* INPUT *
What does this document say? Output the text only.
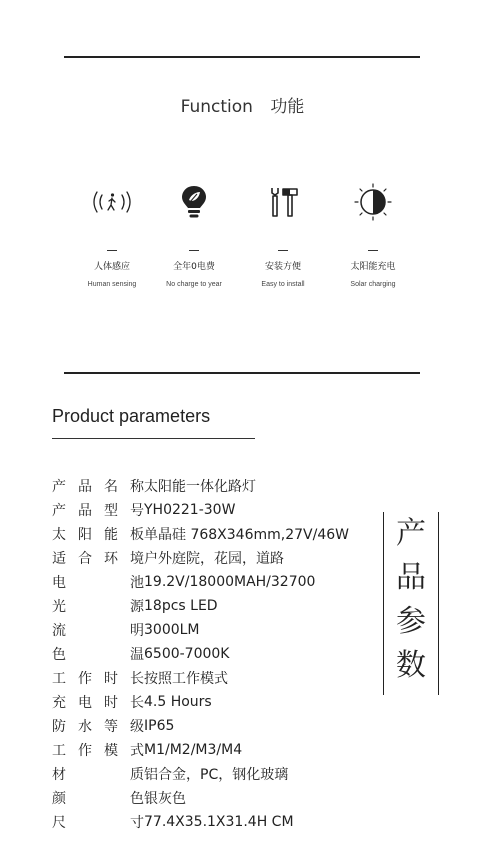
Function 功能
人体感应
Human sensing
全年0电费
No charge to year
安装方便
Easy to install
太阳能充电
Solar charging
Product parameters
产品名称 太阳能一体化路灯
产品型号 YH0221-30W
太阳能板 单晶硅 768X346mm,27V/46W
适合环境 户外庭院，花园，道路
电 池 19.2V/18000MAH/32700
光 源 18pcs LED
流 明 3000LM
色 温 6500-7000K
工作时长 按照工作模式
充电时长 4.5 Hours
防水等级 IP65
工作模式 M1/M2/M3/M4
材 质 铝合金，PC，钢化玻璃
颜 色 银灰色
尺 寸 77.4X35.1X31.4H CM
产
品
参
数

* GIVEN EXERCISE *
Without the pictures, retype the whole of the material above exactly.

* FINAL ANSWER *
What does this document say? Output the text only.
Function 功能
人体感应
Human sensing
全年0电费
No charge to year
安装方便
Easy to install
太阳能充电
Solar charging
Product parameters
产品名称 太阳能一体化路灯
产品型号 YH0221-30W
太阳能板 单晶硅 768X346mm,27V/46W
适合环境 户外庭院，花园，道路
电 池 19.2V/18000MAH/32700
光 源 18pcs LED
流 明 3000LM
色 温 6500-7000K
工作时长 按照工作模式
充电时长 4.5 Hours
防水等级 IP65
工作模式 M1/M2/M3/M4
材 质 铝合金，PC，钢化玻璃
颜 色 银灰色
尺 寸 77.4X35.1X31.4H CM
产
品
参
数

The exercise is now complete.